Dataset items:
•••••

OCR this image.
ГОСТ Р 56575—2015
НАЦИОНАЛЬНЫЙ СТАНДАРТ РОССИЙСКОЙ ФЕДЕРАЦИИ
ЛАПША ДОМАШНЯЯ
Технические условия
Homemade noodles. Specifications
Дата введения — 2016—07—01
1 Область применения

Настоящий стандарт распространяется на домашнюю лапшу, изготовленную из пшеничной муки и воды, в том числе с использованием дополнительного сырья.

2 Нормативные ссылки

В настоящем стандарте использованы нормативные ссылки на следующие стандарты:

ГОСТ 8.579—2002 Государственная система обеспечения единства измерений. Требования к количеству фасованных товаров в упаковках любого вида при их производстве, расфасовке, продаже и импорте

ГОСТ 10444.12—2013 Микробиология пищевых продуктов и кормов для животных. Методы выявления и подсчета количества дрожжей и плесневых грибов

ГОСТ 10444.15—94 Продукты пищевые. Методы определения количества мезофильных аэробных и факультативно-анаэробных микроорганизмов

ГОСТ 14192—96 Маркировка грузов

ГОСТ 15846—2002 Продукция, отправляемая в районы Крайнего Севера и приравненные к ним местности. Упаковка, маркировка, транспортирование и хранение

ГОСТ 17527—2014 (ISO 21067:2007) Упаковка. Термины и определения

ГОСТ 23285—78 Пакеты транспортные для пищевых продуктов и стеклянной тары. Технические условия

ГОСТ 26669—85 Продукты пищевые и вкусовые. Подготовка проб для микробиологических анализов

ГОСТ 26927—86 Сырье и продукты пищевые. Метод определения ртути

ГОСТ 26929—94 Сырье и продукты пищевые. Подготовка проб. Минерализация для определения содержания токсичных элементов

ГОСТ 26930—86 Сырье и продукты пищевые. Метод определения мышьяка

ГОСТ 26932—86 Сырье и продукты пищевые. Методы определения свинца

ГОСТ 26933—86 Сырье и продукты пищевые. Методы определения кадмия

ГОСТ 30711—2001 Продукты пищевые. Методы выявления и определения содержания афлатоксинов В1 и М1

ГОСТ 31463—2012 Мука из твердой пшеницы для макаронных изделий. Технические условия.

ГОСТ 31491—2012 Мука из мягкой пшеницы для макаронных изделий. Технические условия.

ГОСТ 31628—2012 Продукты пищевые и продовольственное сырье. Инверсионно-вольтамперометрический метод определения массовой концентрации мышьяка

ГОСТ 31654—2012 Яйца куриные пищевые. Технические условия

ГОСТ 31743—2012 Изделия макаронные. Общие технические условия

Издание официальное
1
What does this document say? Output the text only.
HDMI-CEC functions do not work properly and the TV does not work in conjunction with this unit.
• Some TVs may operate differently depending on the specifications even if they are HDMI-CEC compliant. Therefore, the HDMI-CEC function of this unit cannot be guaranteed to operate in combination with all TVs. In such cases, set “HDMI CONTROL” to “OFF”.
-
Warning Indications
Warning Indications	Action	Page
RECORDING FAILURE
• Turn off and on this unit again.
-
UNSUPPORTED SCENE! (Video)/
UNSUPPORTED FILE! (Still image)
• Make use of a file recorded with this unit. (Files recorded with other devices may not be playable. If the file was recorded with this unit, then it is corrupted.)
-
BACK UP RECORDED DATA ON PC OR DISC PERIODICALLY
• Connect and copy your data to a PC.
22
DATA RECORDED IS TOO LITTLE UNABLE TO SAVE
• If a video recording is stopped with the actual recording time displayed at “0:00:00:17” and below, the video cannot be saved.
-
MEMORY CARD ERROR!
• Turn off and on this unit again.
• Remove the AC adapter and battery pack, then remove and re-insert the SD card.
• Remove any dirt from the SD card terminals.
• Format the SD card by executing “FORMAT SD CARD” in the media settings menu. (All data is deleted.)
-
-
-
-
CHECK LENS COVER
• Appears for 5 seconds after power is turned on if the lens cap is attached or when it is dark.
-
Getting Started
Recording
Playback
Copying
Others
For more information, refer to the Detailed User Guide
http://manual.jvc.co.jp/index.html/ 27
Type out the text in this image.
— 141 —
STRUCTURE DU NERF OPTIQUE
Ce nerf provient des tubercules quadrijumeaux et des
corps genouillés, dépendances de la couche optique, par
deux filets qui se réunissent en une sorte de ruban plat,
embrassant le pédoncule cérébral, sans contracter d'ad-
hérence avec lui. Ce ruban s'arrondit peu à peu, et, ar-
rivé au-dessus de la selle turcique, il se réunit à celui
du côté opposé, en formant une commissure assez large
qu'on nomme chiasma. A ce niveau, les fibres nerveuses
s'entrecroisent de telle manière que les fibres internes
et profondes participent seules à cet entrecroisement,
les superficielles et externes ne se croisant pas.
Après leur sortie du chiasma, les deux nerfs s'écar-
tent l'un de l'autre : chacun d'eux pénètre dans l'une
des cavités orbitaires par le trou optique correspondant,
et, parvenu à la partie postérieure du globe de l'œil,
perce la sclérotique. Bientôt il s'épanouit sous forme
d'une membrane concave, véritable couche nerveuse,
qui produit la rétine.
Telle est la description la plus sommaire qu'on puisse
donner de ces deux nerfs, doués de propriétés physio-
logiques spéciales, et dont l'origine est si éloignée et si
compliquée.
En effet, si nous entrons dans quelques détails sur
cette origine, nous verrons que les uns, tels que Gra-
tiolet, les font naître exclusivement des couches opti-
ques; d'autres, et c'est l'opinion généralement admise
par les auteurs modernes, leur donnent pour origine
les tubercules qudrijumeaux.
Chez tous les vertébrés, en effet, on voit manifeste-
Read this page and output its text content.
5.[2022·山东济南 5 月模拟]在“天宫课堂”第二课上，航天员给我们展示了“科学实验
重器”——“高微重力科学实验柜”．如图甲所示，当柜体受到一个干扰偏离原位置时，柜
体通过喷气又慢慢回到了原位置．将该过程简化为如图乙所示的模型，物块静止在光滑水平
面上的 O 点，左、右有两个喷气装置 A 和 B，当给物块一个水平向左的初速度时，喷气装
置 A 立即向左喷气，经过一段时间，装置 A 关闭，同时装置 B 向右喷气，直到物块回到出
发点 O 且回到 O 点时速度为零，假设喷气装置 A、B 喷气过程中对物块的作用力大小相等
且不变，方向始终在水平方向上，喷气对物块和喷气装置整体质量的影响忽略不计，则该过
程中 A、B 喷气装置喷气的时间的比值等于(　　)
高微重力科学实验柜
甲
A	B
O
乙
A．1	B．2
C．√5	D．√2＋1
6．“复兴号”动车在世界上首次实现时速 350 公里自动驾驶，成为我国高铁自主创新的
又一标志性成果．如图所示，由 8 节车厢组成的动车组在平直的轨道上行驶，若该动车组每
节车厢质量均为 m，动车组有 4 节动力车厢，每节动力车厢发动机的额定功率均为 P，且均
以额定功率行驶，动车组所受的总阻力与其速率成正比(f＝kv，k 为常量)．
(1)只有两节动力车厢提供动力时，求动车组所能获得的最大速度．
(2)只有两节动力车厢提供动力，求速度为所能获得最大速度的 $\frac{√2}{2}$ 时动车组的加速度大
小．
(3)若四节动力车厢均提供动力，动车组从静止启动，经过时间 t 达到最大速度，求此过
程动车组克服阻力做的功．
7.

•••••

WHAT TO DO |
Write the complete data out, exactly as above.

THE COMPLETED TASK |
OCR this image.
ГОСТ Р 56575—2015
НАЦИОНАЛЬНЫЙ СТАНДАРТ РОССИЙСКОЙ ФЕДЕРАЦИИ
ЛАПША ДОМАШНЯЯ
Технические условия
Homemade noodles. Specifications
Дата введения — 2016—07—01
1 Область применения

Настоящий стандарт распространяется на домашнюю лапшу, изготовленную из пшеничной муки и воды, в том числе с использованием дополнительного сырья.

2 Нормативные ссылки

В настоящем стандарте использованы нормативные ссылки на следующие стандарты:

ГОСТ 8.579—2002 Государственная система обеспечения единства измерений. Требования к количеству фасованных товаров в упаковках любого вида при их производстве, расфасовке, продаже и импорте

ГОСТ 10444.12—2013 Микробиология пищевых продуктов и кормов для животных. Методы выявления и подсчета количества дрожжей и плесневых грибов

ГОСТ 10444.15—94 Продукты пищевые. Методы определения количества мезофильных аэробных и факультативно-анаэробных микроорганизмов

ГОСТ 14192—96 Маркировка грузов

ГОСТ 15846—2002 Продукция, отправляемая в районы Крайнего Севера и приравненные к ним местности. Упаковка, маркировка, транспортирование и хранение

ГОСТ 17527—2014 (ISO 21067:2007) Упаковка. Термины и определения

ГОСТ 23285—78 Пакеты транспортные для пищевых продуктов и стеклянной тары. Технические условия

ГОСТ 26669—85 Продукты пищевые и вкусовые. Подготовка проб для микробиологических анализов

ГОСТ 26927—86 Сырье и продукты пищевые. Метод определения ртути

ГОСТ 26929—94 Сырье и продукты пищевые. Подготовка проб. Минерализация для определения содержания токсичных элементов

ГОСТ 26930—86 Сырье и продукты пищевые. Метод определения мышьяка

ГОСТ 26932—86 Сырье и продукты пищевые. Методы определения свинца

ГОСТ 26933—86 Сырье и продукты пищевые. Методы определения кадмия

ГОСТ 30711—2001 Продукты пищевые. Методы выявления и определения содержания афлатоксинов В1 и М1

ГОСТ 31463—2012 Мука из твердой пшеницы для макаронных изделий. Технические условия.

ГОСТ 31491—2012 Мука из мягкой пшеницы для макаронных изделий. Технические условия.

ГОСТ 31628—2012 Продукты пищевые и продовольственное сырье. Инверсионно-вольтамперометрический метод определения массовой концентрации мышьяка

ГОСТ 31654—2012 Яйца куриные пищевые. Технические условия

ГОСТ 31743—2012 Изделия макаронные. Общие технические условия

Издание официальное
1
What does this document say? Output the text only.
HDMI-CEC functions do not work properly and the TV does not work in conjunction with this unit.
• Some TVs may operate differently depending on the specifications even if they are HDMI-CEC compliant. Therefore, the HDMI-CEC function of this unit cannot be guaranteed to operate in combination with all TVs. In such cases, set “HDMI CONTROL” to “OFF”.
-
Warning Indications
Warning Indications	Action	Page
RECORDING FAILURE
• Turn off and on this unit again.
-
UNSUPPORTED SCENE! (Video)/
UNSUPPORTED FILE! (Still image)
• Make use of a file recorded with this unit. (Files recorded with other devices may not be playable. If the file was recorded with this unit, then it is corrupted.)
-
BACK UP RECORDED DATA ON PC OR DISC PERIODICALLY
• Connect and copy your data to a PC.
22
DATA RECORDED IS TOO LITTLE UNABLE TO SAVE
• If a video recording is stopped with the actual recording time displayed at “0:00:00:17” and below, the video cannot be saved.
-
MEMORY CARD ERROR!
• Turn off and on this unit again.
• Remove the AC adapter and battery pack, then remove and re-insert the SD card.
• Remove any dirt from the SD card terminals.
• Format the SD card by executing “FORMAT SD CARD” in the media settings menu. (All data is deleted.)
-
-
-
-
CHECK LENS COVER
• Appears for 5 seconds after power is turned on if the lens cap is attached or when it is dark.
-
Getting Started
Recording
Playback
Copying
Others
For more information, refer to the Detailed User Guide
http://manual.jvc.co.jp/index.html/ 27
Type out the text in this image.
— 141 —
STRUCTURE DU NERF OPTIQUE
Ce nerf provient des tubercules quadrijumeaux et des
corps genouillés, dépendances de la couche optique, par
deux filets qui se réunissent en une sorte de ruban plat,
embrassant le pédoncule cérébral, sans contracter d'ad-
hérence avec lui. Ce ruban s'arrondit peu à peu, et, ar-
rivé au-dessus de la selle turcique, il se réunit à celui
du côté opposé, en formant une commissure assez large
qu'on nomme chiasma. A ce niveau, les fibres nerveuses
s'entrecroisent de telle manière que les fibres internes
et profondes participent seules à cet entrecroisement,
les superficielles et externes ne se croisant pas.
Après leur sortie du chiasma, les deux nerfs s'écar-
tent l'un de l'autre : chacun d'eux pénètre dans l'une
des cavités orbitaires par le trou optique correspondant,
et, parvenu à la partie postérieure du globe de l'œil,
perce la sclérotique. Bientôt il s'épanouit sous forme
d'une membrane concave, véritable couche nerveuse,
qui produit la rétine.
Telle est la description la plus sommaire qu'on puisse
donner de ces deux nerfs, doués de propriétés physio-
logiques spéciales, et dont l'origine est si éloignée et si
compliquée.
En effet, si nous entrons dans quelques détails sur
cette origine, nous verrons que les uns, tels que Gra-
tiolet, les font naître exclusivement des couches opti-
ques; d'autres, et c'est l'opinion généralement admise
par les auteurs modernes, leur donnent pour origine
les tubercules qudrijumeaux.
Chez tous les vertébrés, en effet, on voit manifeste-
Read this page and output its text content.
5.[2022·山东济南 5 月模拟]在“天宫课堂”第二课上，航天员给我们展示了“科学实验
重器”——“高微重力科学实验柜”．如图甲所示，当柜体受到一个干扰偏离原位置时，柜
体通过喷气又慢慢回到了原位置．将该过程简化为如图乙所示的模型，物块静止在光滑水平
面上的 O 点，左、右有两个喷气装置 A 和 B，当给物块一个水平向左的初速度时，喷气装
置 A 立即向左喷气，经过一段时间，装置 A 关闭，同时装置 B 向右喷气，直到物块回到出
发点 O 且回到 O 点时速度为零，假设喷气装置 A、B 喷气过程中对物块的作用力大小相等
且不变，方向始终在水平方向上，喷气对物块和喷气装置整体质量的影响忽略不计，则该过
程中 A、B 喷气装置喷气的时间的比值等于(　　)
高微重力科学实验柜
甲
A	B
O
乙
A．1	B．2
C．√5	D．√2＋1
6．“复兴号”动车在世界上首次实现时速 350 公里自动驾驶，成为我国高铁自主创新的
又一标志性成果．如图所示，由 8 节车厢组成的动车组在平直的轨道上行驶，若该动车组每
节车厢质量均为 m，动车组有 4 节动力车厢，每节动力车厢发动机的额定功率均为 P，且均
以额定功率行驶，动车组所受的总阻力与其速率成正比(f＝kv，k 为常量)．
(1)只有两节动力车厢提供动力时，求动车组所能获得的最大速度．
(2)只有两节动力车厢提供动力，求速度为所能获得最大速度的 $\frac{√2}{2}$ 时动车组的加速度大
小．
(3)若四节动力车厢均提供动力，动车组从静止启动，经过时间 t 达到最大速度，求此过
程动车组克服阻力做的功．
7.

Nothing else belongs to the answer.